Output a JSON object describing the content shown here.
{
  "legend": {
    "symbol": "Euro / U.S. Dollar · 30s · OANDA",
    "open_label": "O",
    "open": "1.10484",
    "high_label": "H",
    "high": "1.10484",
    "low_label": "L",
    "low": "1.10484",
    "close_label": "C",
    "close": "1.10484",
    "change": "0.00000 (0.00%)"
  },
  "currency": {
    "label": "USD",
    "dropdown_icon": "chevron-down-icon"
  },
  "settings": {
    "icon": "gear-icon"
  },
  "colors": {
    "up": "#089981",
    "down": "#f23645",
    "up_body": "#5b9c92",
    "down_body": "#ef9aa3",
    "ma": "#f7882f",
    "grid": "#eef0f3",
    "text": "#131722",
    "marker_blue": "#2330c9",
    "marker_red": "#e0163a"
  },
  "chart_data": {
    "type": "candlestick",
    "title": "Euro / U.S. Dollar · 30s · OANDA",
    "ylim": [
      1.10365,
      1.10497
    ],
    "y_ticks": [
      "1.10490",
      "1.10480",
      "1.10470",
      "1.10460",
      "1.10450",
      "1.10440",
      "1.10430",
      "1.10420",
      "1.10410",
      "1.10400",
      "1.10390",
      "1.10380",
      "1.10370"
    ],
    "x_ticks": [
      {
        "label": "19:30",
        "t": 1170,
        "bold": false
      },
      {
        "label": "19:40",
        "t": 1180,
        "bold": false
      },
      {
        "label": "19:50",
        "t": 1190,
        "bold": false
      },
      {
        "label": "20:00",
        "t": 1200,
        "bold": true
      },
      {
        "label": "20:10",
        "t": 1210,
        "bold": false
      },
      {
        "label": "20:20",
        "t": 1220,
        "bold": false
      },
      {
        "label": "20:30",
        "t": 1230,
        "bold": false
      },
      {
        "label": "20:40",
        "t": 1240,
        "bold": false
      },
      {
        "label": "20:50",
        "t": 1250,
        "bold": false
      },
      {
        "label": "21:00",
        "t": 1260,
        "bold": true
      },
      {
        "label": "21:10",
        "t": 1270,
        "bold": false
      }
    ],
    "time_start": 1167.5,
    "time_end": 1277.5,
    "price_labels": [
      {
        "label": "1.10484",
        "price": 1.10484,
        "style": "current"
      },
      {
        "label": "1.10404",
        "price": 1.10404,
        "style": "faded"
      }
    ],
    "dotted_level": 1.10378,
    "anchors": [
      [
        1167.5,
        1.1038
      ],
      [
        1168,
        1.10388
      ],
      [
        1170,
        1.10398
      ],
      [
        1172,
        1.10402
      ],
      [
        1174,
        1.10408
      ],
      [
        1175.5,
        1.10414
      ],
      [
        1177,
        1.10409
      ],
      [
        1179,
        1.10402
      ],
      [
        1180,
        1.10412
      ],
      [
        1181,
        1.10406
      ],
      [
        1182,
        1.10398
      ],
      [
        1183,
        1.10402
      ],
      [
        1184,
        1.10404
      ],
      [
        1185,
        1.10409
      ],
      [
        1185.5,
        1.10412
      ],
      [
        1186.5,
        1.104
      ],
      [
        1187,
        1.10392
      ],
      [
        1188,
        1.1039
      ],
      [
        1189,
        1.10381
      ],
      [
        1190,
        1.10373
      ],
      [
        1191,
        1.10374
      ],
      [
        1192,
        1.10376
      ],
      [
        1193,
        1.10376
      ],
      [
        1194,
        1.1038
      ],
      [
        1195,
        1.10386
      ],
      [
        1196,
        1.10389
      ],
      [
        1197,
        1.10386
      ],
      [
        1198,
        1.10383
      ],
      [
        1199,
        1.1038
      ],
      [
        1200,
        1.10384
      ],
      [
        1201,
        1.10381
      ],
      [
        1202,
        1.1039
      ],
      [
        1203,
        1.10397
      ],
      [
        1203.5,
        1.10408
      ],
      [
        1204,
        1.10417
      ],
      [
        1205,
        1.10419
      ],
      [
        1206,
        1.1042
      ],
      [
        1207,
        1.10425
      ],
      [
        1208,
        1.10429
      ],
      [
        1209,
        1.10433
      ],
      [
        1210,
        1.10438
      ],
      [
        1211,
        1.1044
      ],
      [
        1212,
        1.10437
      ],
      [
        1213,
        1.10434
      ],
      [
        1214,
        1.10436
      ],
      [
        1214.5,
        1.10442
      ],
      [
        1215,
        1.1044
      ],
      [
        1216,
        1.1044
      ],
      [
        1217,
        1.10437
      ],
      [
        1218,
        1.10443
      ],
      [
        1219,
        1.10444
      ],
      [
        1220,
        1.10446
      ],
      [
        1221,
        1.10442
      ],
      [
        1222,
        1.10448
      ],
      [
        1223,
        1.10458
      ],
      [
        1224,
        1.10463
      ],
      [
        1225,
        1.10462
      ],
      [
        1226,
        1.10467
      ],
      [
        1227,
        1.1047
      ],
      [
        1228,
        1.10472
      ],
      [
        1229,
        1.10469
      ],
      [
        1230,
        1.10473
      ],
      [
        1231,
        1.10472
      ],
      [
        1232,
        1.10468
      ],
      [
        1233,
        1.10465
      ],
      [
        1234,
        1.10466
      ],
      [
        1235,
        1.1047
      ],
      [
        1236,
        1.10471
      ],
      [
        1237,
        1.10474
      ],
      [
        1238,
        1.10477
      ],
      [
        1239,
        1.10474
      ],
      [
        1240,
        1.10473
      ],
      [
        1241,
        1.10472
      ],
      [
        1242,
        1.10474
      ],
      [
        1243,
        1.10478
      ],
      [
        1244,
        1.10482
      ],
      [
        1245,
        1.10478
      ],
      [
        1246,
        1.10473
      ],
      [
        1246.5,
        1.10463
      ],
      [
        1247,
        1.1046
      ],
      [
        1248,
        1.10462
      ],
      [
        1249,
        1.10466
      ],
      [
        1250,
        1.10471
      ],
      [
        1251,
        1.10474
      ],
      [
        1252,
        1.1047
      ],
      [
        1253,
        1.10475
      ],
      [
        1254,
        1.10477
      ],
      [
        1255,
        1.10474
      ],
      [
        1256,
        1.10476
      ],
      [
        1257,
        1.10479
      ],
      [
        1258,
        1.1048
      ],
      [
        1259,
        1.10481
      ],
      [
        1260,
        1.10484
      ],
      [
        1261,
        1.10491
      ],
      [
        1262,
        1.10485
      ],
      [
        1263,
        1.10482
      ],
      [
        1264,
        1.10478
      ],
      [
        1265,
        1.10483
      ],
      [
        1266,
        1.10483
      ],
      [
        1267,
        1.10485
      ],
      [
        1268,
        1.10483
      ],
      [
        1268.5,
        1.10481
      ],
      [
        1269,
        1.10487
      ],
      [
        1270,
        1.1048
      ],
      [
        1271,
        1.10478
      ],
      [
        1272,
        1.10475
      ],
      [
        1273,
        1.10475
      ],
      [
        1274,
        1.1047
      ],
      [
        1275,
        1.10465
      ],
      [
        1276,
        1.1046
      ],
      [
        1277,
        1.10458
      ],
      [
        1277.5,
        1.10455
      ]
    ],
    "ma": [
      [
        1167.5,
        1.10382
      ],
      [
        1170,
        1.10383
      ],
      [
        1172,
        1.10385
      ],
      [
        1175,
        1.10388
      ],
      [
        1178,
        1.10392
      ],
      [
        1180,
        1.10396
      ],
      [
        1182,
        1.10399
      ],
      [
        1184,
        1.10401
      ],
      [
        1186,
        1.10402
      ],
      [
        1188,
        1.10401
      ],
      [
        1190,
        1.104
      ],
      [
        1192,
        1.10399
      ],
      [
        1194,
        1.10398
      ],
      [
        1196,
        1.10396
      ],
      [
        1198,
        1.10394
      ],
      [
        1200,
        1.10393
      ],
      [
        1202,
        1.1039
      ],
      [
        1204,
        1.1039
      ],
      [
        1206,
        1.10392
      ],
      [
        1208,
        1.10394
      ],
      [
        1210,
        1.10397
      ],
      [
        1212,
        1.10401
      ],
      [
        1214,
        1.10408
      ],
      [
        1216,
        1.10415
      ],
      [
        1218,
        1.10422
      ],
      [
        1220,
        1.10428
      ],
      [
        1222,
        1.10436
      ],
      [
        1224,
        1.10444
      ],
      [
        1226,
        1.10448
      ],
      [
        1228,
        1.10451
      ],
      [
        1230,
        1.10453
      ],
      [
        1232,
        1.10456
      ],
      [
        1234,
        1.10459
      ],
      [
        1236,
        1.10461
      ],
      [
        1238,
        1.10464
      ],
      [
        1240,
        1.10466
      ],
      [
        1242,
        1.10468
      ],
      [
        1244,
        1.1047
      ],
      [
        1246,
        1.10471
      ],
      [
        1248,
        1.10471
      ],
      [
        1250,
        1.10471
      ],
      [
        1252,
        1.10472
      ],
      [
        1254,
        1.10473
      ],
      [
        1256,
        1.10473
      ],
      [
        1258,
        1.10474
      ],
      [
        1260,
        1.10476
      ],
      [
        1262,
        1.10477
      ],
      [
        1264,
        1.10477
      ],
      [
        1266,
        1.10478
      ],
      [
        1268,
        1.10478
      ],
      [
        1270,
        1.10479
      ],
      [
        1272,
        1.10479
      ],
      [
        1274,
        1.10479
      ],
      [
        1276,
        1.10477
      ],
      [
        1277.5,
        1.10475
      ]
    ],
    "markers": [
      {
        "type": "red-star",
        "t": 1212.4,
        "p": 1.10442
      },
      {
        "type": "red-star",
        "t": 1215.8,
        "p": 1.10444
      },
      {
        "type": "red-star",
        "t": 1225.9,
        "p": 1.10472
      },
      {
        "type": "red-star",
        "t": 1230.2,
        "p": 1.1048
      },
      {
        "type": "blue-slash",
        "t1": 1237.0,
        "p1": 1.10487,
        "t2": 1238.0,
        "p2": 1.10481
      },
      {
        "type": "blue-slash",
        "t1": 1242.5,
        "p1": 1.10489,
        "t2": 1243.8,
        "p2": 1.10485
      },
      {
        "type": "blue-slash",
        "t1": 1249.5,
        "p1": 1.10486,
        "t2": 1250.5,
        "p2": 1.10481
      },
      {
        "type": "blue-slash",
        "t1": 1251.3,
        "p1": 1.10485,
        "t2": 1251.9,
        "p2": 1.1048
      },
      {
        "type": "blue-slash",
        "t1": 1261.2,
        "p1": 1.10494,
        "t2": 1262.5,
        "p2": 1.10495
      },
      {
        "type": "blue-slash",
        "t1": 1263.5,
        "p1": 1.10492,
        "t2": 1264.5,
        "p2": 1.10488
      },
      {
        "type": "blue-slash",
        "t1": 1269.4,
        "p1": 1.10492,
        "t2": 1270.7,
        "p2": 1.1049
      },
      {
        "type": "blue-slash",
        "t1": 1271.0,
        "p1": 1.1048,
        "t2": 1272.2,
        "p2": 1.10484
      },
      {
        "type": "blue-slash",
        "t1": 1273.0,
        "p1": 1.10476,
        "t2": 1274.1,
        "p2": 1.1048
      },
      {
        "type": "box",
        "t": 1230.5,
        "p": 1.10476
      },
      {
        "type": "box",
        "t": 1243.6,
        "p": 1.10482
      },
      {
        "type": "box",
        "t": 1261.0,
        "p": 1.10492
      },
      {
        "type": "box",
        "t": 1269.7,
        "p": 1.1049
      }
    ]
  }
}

Written problem
Pull every line containing "Dollar" out of the records.

Expected answer
    "symbol": "Euro / U.S. Dollar · 30s · OANDA",
    "title": "Euro / U.S. Dollar · 30s · OANDA",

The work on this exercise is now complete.